Stored data entries
begin

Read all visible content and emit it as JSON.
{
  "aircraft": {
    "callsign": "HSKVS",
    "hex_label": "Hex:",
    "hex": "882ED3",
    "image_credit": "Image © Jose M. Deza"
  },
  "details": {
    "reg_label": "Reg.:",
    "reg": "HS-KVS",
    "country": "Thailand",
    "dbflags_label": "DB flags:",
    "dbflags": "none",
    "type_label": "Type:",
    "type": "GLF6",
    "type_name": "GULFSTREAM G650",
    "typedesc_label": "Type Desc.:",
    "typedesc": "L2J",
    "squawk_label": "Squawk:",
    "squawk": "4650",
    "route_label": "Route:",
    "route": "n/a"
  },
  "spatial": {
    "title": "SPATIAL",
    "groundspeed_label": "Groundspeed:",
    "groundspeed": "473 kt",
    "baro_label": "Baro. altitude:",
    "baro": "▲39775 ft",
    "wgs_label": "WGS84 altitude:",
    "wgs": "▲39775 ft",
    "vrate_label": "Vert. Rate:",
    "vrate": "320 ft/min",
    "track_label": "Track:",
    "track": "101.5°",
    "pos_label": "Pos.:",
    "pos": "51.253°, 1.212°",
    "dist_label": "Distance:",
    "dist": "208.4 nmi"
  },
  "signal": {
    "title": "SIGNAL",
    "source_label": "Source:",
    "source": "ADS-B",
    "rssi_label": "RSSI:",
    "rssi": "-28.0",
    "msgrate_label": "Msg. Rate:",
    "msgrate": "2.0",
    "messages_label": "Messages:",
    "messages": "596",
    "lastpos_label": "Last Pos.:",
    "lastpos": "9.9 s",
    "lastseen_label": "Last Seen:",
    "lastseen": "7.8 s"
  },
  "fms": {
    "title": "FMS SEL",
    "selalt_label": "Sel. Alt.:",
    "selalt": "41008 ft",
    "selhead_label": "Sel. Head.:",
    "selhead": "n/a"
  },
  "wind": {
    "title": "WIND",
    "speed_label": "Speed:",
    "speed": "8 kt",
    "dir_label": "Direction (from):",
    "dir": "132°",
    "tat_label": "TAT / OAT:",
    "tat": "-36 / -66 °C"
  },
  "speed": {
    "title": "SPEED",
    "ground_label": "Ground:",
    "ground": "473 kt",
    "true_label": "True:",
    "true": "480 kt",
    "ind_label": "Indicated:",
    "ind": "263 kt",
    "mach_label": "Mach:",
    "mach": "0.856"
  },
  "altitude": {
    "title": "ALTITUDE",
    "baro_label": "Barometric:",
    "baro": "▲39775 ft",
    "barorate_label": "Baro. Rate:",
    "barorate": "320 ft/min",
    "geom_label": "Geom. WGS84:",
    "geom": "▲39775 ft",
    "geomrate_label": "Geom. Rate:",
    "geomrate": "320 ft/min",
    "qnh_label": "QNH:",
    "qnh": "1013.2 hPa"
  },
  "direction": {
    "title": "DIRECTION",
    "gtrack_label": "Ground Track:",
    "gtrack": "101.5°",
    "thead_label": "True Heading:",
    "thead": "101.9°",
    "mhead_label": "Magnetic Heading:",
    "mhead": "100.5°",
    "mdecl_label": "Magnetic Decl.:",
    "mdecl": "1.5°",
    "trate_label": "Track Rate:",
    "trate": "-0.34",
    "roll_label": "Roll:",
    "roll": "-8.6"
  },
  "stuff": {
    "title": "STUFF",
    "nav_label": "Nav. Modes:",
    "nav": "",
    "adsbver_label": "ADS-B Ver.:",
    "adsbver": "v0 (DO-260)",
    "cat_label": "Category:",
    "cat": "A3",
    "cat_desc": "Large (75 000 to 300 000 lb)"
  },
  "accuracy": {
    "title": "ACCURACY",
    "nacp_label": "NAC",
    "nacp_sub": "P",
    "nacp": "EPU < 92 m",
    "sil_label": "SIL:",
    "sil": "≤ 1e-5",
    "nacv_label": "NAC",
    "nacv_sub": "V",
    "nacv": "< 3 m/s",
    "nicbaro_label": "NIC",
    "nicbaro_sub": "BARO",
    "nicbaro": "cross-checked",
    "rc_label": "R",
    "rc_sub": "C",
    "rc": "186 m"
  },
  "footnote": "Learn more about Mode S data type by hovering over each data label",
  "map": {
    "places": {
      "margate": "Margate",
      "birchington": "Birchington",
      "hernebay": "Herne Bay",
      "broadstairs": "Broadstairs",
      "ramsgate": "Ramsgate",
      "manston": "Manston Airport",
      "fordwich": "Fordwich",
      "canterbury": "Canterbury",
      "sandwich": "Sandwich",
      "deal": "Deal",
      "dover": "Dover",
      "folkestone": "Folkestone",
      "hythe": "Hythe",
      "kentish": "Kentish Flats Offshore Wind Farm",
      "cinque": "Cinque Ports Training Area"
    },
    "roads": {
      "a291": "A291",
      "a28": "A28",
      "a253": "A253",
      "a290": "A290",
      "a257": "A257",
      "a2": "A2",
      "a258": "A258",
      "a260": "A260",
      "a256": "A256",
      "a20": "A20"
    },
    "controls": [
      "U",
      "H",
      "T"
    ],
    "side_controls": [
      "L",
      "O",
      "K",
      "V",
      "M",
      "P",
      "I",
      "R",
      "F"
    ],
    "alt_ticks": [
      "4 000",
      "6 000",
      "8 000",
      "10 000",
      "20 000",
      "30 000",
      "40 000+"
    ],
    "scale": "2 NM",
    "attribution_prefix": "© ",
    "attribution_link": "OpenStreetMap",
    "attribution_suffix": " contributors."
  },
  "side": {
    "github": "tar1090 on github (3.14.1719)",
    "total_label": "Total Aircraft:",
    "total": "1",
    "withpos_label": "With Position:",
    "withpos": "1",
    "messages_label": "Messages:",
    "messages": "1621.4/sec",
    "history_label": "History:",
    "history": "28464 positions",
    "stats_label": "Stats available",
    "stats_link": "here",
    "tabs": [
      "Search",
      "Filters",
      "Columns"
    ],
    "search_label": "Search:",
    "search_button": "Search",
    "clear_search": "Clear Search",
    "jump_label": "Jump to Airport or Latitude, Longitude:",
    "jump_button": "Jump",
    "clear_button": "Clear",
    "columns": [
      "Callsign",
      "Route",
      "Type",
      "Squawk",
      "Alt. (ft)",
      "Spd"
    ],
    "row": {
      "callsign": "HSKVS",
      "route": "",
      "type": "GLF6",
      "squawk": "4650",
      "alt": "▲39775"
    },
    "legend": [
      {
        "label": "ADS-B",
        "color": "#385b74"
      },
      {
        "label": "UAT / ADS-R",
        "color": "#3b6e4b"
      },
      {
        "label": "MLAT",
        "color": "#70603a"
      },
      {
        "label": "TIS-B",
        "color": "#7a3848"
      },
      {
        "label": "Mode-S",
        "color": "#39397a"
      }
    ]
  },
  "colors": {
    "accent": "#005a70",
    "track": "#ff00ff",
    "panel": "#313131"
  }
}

end

> _What the task asks_: Your task is to quote the listing above word for word.

> _Output_:
Read all visible content and emit it as JSON.
{
  "aircraft": {
    "callsign": "HSKVS",
    "hex_label": "Hex:",
    "hex": "882ED3",
    "image_credit": "Image © Jose M. Deza"
  },
  "details": {
    "reg_label": "Reg.:",
    "reg": "HS-KVS",
    "country": "Thailand",
    "dbflags_label": "DB flags:",
    "dbflags": "none",
    "type_label": "Type:",
    "type": "GLF6",
    "type_name": "GULFSTREAM G650",
    "typedesc_label": "Type Desc.:",
    "typedesc": "L2J",
    "squawk_label": "Squawk:",
    "squawk": "4650",
    "route_label": "Route:",
    "route": "n/a"
  },
  "spatial": {
    "title": "SPATIAL",
    "groundspeed_label": "Groundspeed:",
    "groundspeed": "473 kt",
    "baro_label": "Baro. altitude:",
    "baro": "▲39775 ft",
    "wgs_label": "WGS84 altitude:",
    "wgs": "▲39775 ft",
    "vrate_label": "Vert. Rate:",
    "vrate": "320 ft/min",
    "track_label": "Track:",
    "track": "101.5°",
    "pos_label": "Pos.:",
    "pos": "51.253°, 1.212°",
    "dist_label": "Distance:",
    "dist": "208.4 nmi"
  },
  "signal": {
    "title": "SIGNAL",
    "source_label": "Source:",
    "source": "ADS-B",
    "rssi_label": "RSSI:",
    "rssi": "-28.0",
    "msgrate_label": "Msg. Rate:",
    "msgrate": "2.0",
    "messages_label": "Messages:",
    "messages": "596",
    "lastpos_label": "Last Pos.:",
    "lastpos": "9.9 s",
    "lastseen_label": "Last Seen:",
    "lastseen": "7.8 s"
  },
  "fms": {
    "title": "FMS SEL",
    "selalt_label": "Sel. Alt.:",
    "selalt": "41008 ft",
    "selhead_label": "Sel. Head.:",
    "selhead": "n/a"
  },
  "wind": {
    "title": "WIND",
    "speed_label": "Speed:",
    "speed": "8 kt",
    "dir_label": "Direction (from):",
    "dir": "132°",
    "tat_label": "TAT / OAT:",
    "tat": "-36 / -66 °C"
  },
  "speed": {
    "title": "SPEED",
    "ground_label": "Ground:",
    "ground": "473 kt",
    "true_label": "True:",
    "true": "480 kt",
    "ind_label": "Indicated:",
    "ind": "263 kt",
    "mach_label": "Mach:",
    "mach": "0.856"
  },
  "altitude": {
    "title": "ALTITUDE",
    "baro_label": "Barometric:",
    "baro": "▲39775 ft",
    "barorate_label": "Baro. Rate:",
    "barorate": "320 ft/min",
    "geom_label": "Geom. WGS84:",
    "geom": "▲39775 ft",
    "geomrate_label": "Geom. Rate:",
    "geomrate": "320 ft/min",
    "qnh_label": "QNH:",
    "qnh": "1013.2 hPa"
  },
  "direction": {
    "title": "DIRECTION",
    "gtrack_label": "Ground Track:",
    "gtrack": "101.5°",
    "thead_label": "True Heading:",
    "thead": "101.9°",
    "mhead_label": "Magnetic Heading:",
    "mhead": "100.5°",
    "mdecl_label": "Magnetic Decl.:",
    "mdecl": "1.5°",
    "trate_label": "Track Rate:",
    "trate": "-0.34",
    "roll_label": "Roll:",
    "roll": "-8.6"
  },
  "stuff": {
    "title": "STUFF",
    "nav_label": "Nav. Modes:",
    "nav": "",
    "adsbver_label": "ADS-B Ver.:",
    "adsbver": "v0 (DO-260)",
    "cat_label": "Category:",
    "cat": "A3",
    "cat_desc": "Large (75 000 to 300 000 lb)"
  },
  "accuracy": {
    "title": "ACCURACY",
    "nacp_label": "NAC",
    "nacp_sub": "P",
    "nacp": "EPU < 92 m",
    "sil_label": "SIL:",
    "sil": "≤ 1e-5",
    "nacv_label": "NAC",
    "nacv_sub": "V",
    "nacv": "< 3 m/s",
    "nicbaro_label": "NIC",
    "nicbaro_sub": "BARO",
    "nicbaro": "cross-checked",
    "rc_label": "R",
    "rc_sub": "C",
    "rc": "186 m"
  },
  "footnote": "Learn more about Mode S data type by hovering over each data label",
  "map": {
    "places": {
      "margate": "Margate",
      "birchington": "Birchington",
      "hernebay": "Herne Bay",
      "broadstairs": "Broadstairs",
      "ramsgate": "Ramsgate",
      "manston": "Manston Airport",
      "fordwich": "Fordwich",
      "canterbury": "Canterbury",
      "sandwich": "Sandwich",
      "deal": "Deal",
      "dover": "Dover",
      "folkestone": "Folkestone",
      "hythe": "Hythe",
      "kentish": "Kentish Flats Offshore Wind Farm",
      "cinque": "Cinque Ports Training Area"
    },
    "roads": {
      "a291": "A291",
      "a28": "A28",
      "a253": "A253",
      "a290": "A290",
      "a257": "A257",
      "a2": "A2",
      "a258": "A258",
      "a260": "A260",
      "a256": "A256",
      "a20": "A20"
    },
    "controls": [
      "U",
      "H",
      "T"
    ],
    "side_controls": [
      "L",
      "O",
      "K",
      "V",
      "M",
      "P",
      "I",
      "R",
      "F"
    ],
    "alt_ticks": [
      "4 000",
      "6 000",
      "8 000",
      "10 000",
      "20 000",
      "30 000",
      "40 000+"
    ],
    "scale": "2 NM",
    "attribution_prefix": "© ",
    "attribution_link": "OpenStreetMap",
    "attribution_suffix": " contributors."
  },
  "side": {
    "github": "tar1090 on github (3.14.1719)",
    "total_label": "Total Aircraft:",
    "total": "1",
    "withpos_label": "With Position:",
    "withpos": "1",
    "messages_label": "Messages:",
    "messages": "1621.4/sec",
    "history_label": "History:",
    "history": "28464 positions",
    "stats_label": "Stats available",
    "stats_link": "here",
    "tabs": [
      "Search",
      "Filters",
      "Columns"
    ],
    "search_label": "Search:",
    "search_button": "Search",
    "clear_search": "Clear Search",
    "jump_label": "Jump to Airport or Latitude, Longitude:",
    "jump_button": "Jump",
    "clear_button": "Clear",
    "columns": [
      "Callsign",
      "Route",
      "Type",
      "Squawk",
      "Alt. (ft)",
      "Spd"
    ],
    "row": {
      "callsign": "HSKVS",
      "route": "",
      "type": "GLF6",
      "squawk": "4650",
      "alt": "▲39775"
    },
    "legend": [
      {
        "label": "ADS-B",
        "color": "#385b74"
      },
      {
        "label": "UAT / ADS-R",
        "color": "#3b6e4b"
      },
      {
        "label": "MLAT",
        "color": "#70603a"
      },
      {
        "label": "TIS-B",
        "color": "#7a3848"
      },
      {
        "label": "Mode-S",
        "color": "#39397a"
      }
    ]
  },
  "colors": {
    "accent": "#005a70",
    "track": "#ff00ff",
    "panel": "#313131"
  }
}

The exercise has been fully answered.